- SELECTED TEXT -
━━━━
Coalition cracks: is Cameron secretly happy about it?
Twin attacks on Tory policy by Clegg and Cable make it easier for PM to please his backbenchers
VINCE CABLE is pouring cold water over David Cameron’s key pledge to cut immigration to fewer than 100,000 a year just 24 hours after Nick Clegg attacked George Osborne’s plans for a further massive cut in welfare spending.
The twin Lib Dem attacks on two key planks in Cameron’s election platform have sparked speculation at Westminster that the Chancellor and the Prime Minister are deliberately driving a wedge between the Tories and the Lib Dems, raising fresh questions over whether the coalition can last until the general election.
Cable says in a documentary by BBC political editor Nick Robinson on immigration to be screened tonight that it is "not sensible to have an arbitrary cap" on net migration because the government cannot control the numbers coming from the EU.
"The idea it should come down to 100,000 is something the Liberal Democrats have never signed up to because we simply regard it as impractical," says the Business Secretary.
Cable is a long-term critic of the Tory immigration curbs because he believes they will stop skilled workers coming to Britain and damage the country’s competitiveness. But he knows that the immigration target is absolutely central to Cameron’s offer to the thousands of core Tory voters who have been deserting in droves to Ukip.
Two new polls both put the Lib Dems on a lowly eight per cent, while Nigel Farage's anti-EU Ukip is consistently beating the Lib Dems at 16 per cent.
As for the welfare issue, as I reported yesterday Osborne risked a split with both Nick Clegg and fellow Tory Iain Duncan Smith by suggesting there must be deeper welfare cuts after the next general election.
━━━━
- LIST OF TASKS -
A) According to the coalition article, to what level did Cameron pledge to cut immigration?
B) Please reproduce everything in the coalition article from "Cable is a long-term" down to "next general election.".

- DATA EXTRACT -
━━━━
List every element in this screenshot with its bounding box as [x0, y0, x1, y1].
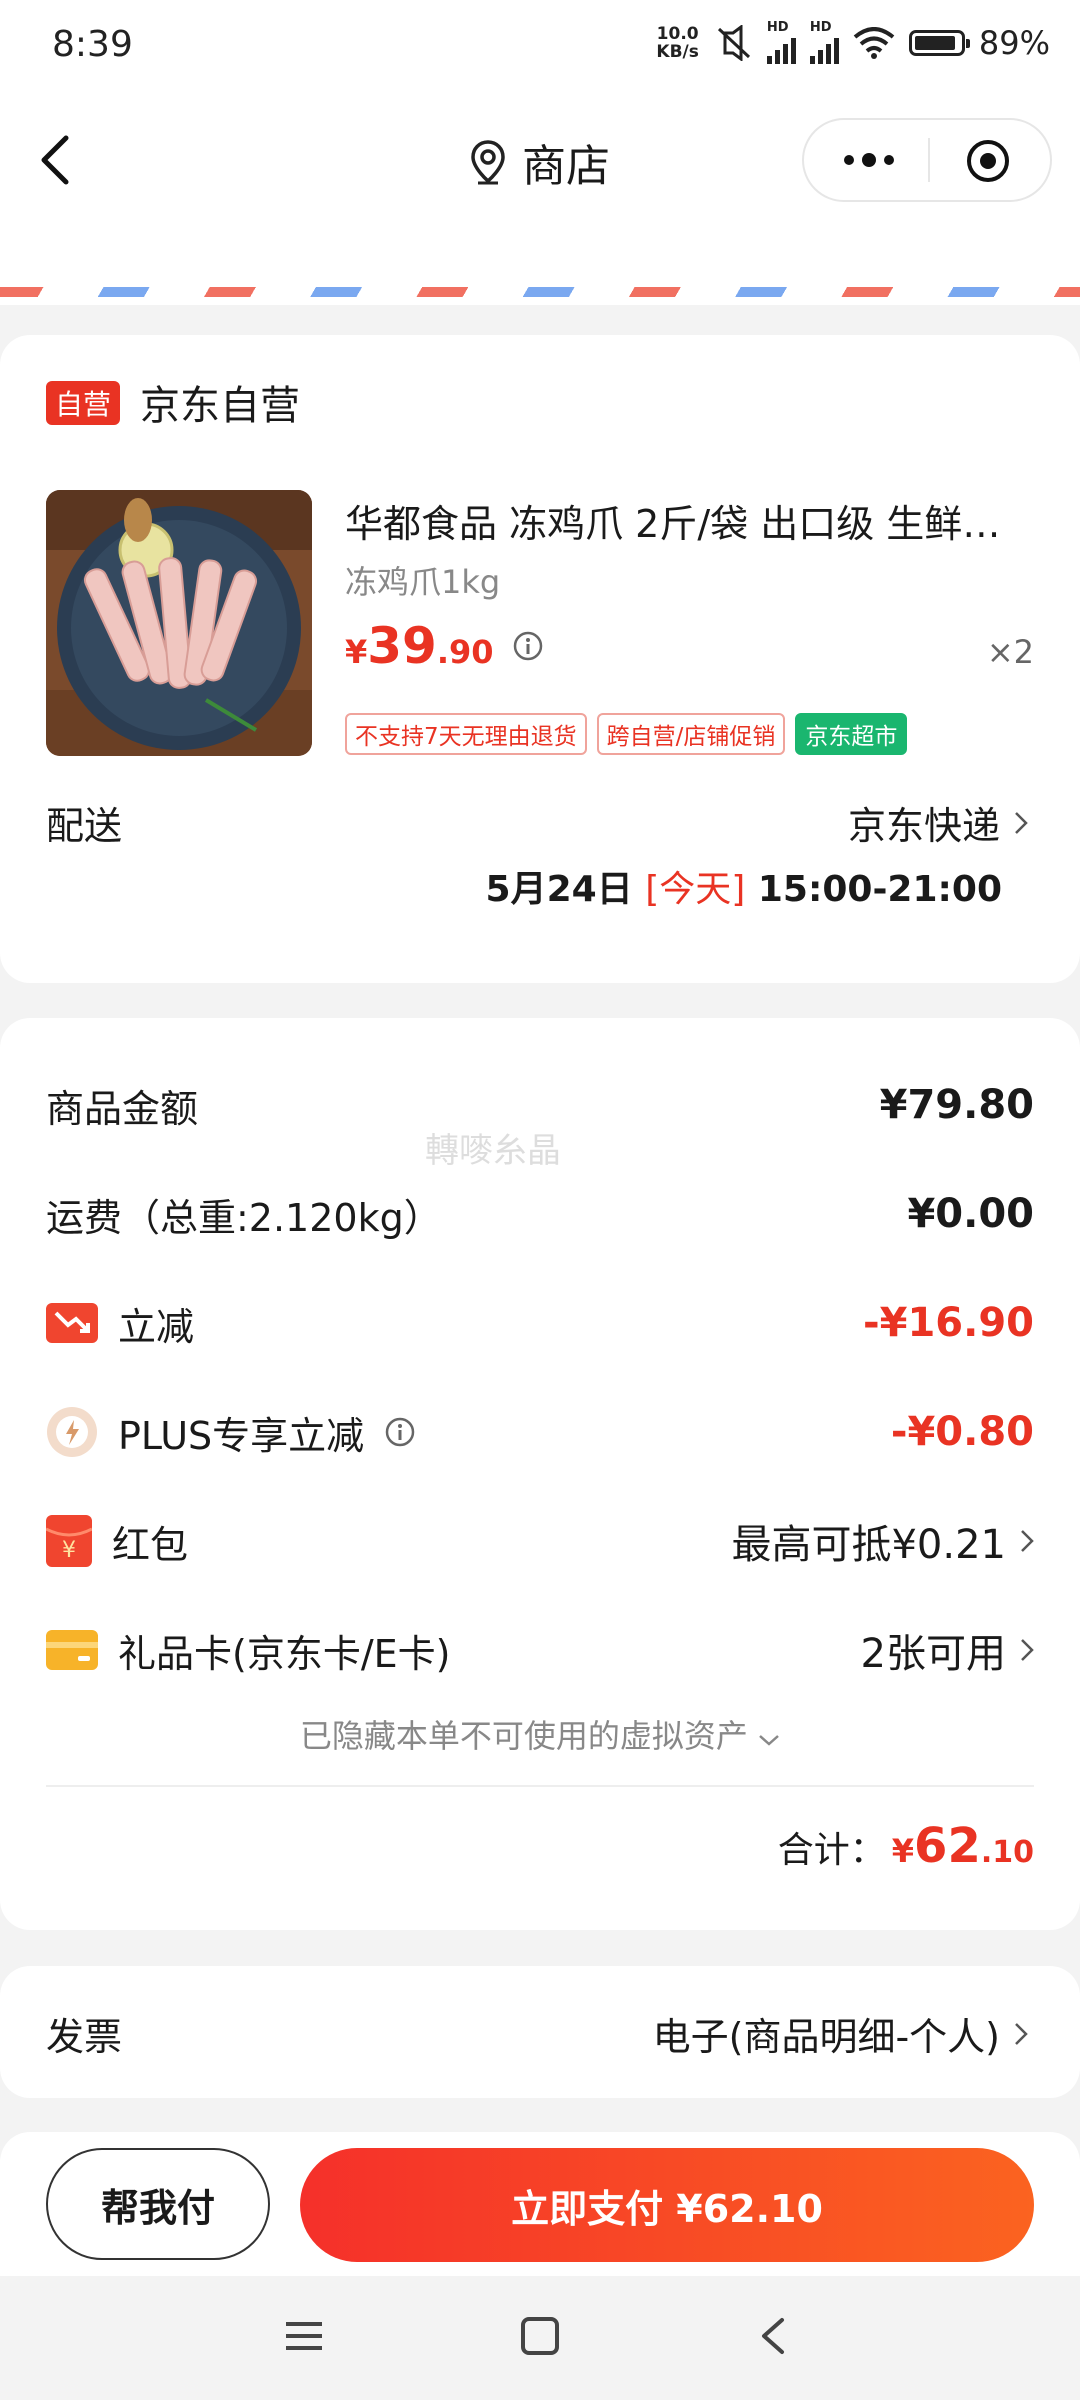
━━━━
- RESPONSES BY TASK -
A) Fewer than 100,000 a year.

B)
Cable is a long-term critic of the Tory immigration curbs because he believes they will stop skilled workers coming to Britain and damage the country’s competitiveness. But he knows that the immigration target is absolutely central to Cameron’s offer to the thousands of core Tory voters who have been deserting in droves to Ukip.
Two new polls both put the Lib Dems on a lowly eight per cent, while Nigel Farage's anti-EU Ukip is consistently beating the Lib Dems at 16 per cent.
As for the welfare issue, as I reported yesterday Osborne risked a split with both Nick Clegg and fellow Tory Iain Duncan Smith by suggesting there must be deeper welfare cuts after the next general election.